**Do this**
Go through the listing beneath this task and return every line that carries the string "JSON".

☆ ☆ ☆ ☆ ☆ ☆ ☆

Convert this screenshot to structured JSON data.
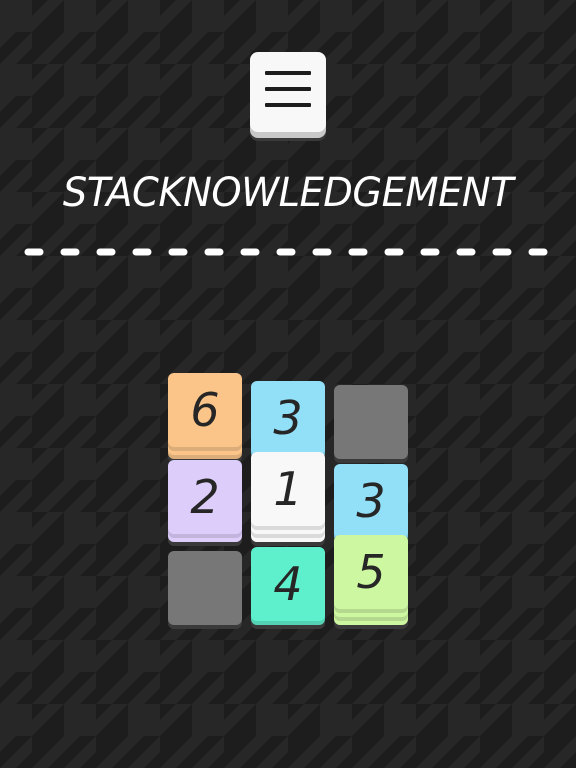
{
  "game": {
    "title": "STACKNOWLEDGEMENT"
  },
  "menu_button": {
    "icon": "hamburger-menu-icon"
  },
  "colors": {
    "background": "#1d1d1d",
    "pattern": "#262626",
    "orange": "#fbc58a",
    "blue": "#92dff8",
    "purple": "#ddcdfa",
    "white": "#f8f8f8",
    "teal": "#5ef0cc",
    "green": "#cdf7a1",
    "gray": "#777777"
  },
  "board": {
    "rows": 3,
    "cols": 3,
    "cells": [
      {
        "row": 0,
        "col": 0,
        "value": "6",
        "color": "orange",
        "stack": 3
      },
      {
        "row": 0,
        "col": 1,
        "value": "3",
        "color": "blue",
        "stack": 1
      },
      {
        "row": 0,
        "col": 2,
        "value": "",
        "color": "gray",
        "stack": 0
      },
      {
        "row": 1,
        "col": 0,
        "value": "2",
        "color": "purple",
        "stack": 2
      },
      {
        "row": 1,
        "col": 1,
        "value": "1",
        "color": "white",
        "stack": 4
      },
      {
        "row": 1,
        "col": 2,
        "value": "3",
        "color": "blue",
        "stack": 1
      },
      {
        "row": 2,
        "col": 0,
        "value": "",
        "color": "gray",
        "stack": 0
      },
      {
        "row": 2,
        "col": 1,
        "value": "4",
        "color": "teal",
        "stack": 1
      },
      {
        "row": 2,
        "col": 2,
        "value": "5",
        "color": "green",
        "stack": 4
      }
    ]
  }
}
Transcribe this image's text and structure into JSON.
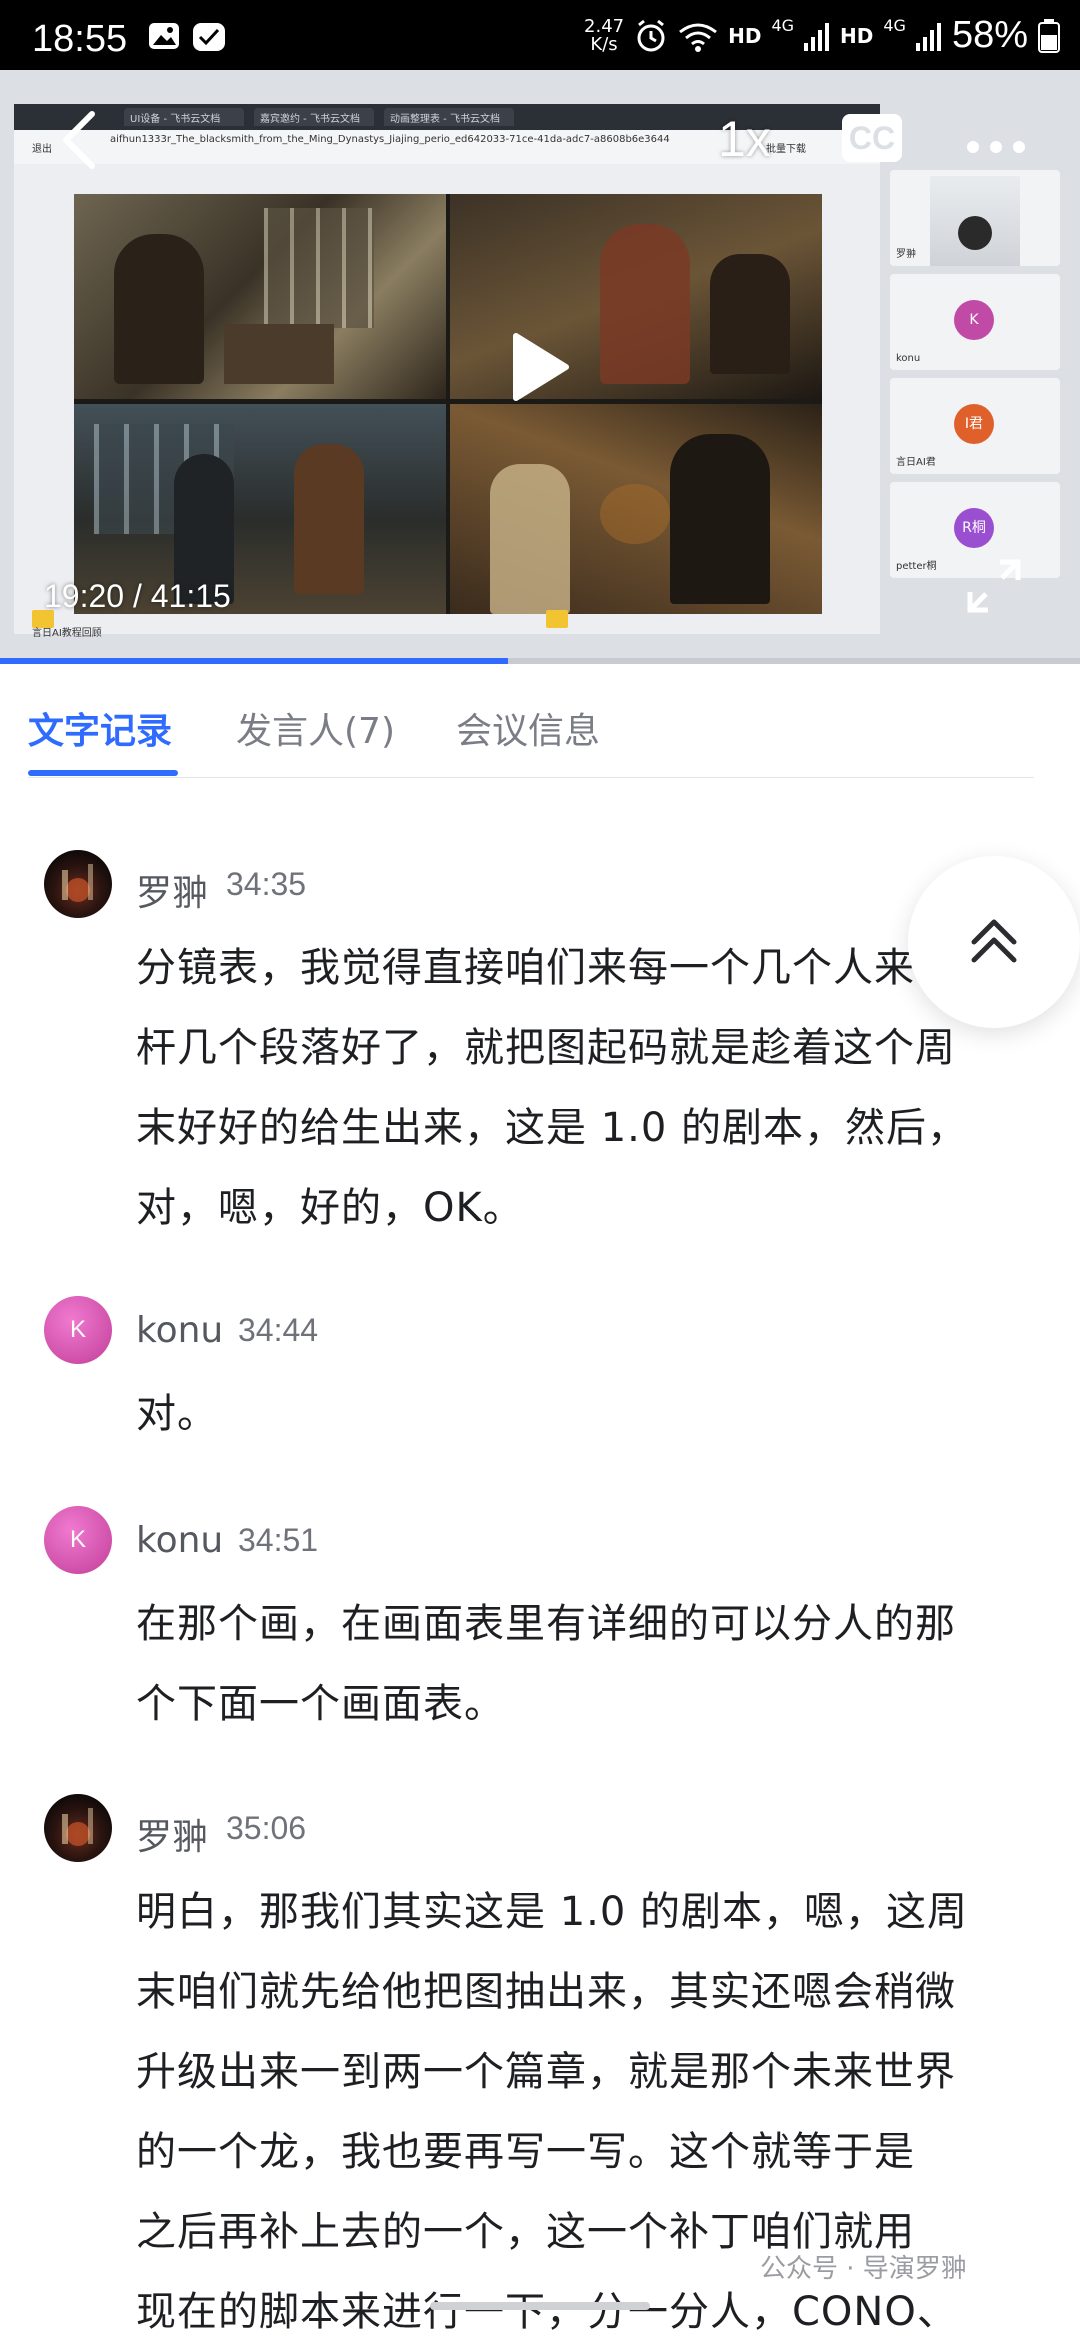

☆ ☆ ☆ ☆ ☆ ☆ ☆

**Answer to this task**
Convert this screenshot to structured JSON data.
Transcribe this image's text and structure into JSON.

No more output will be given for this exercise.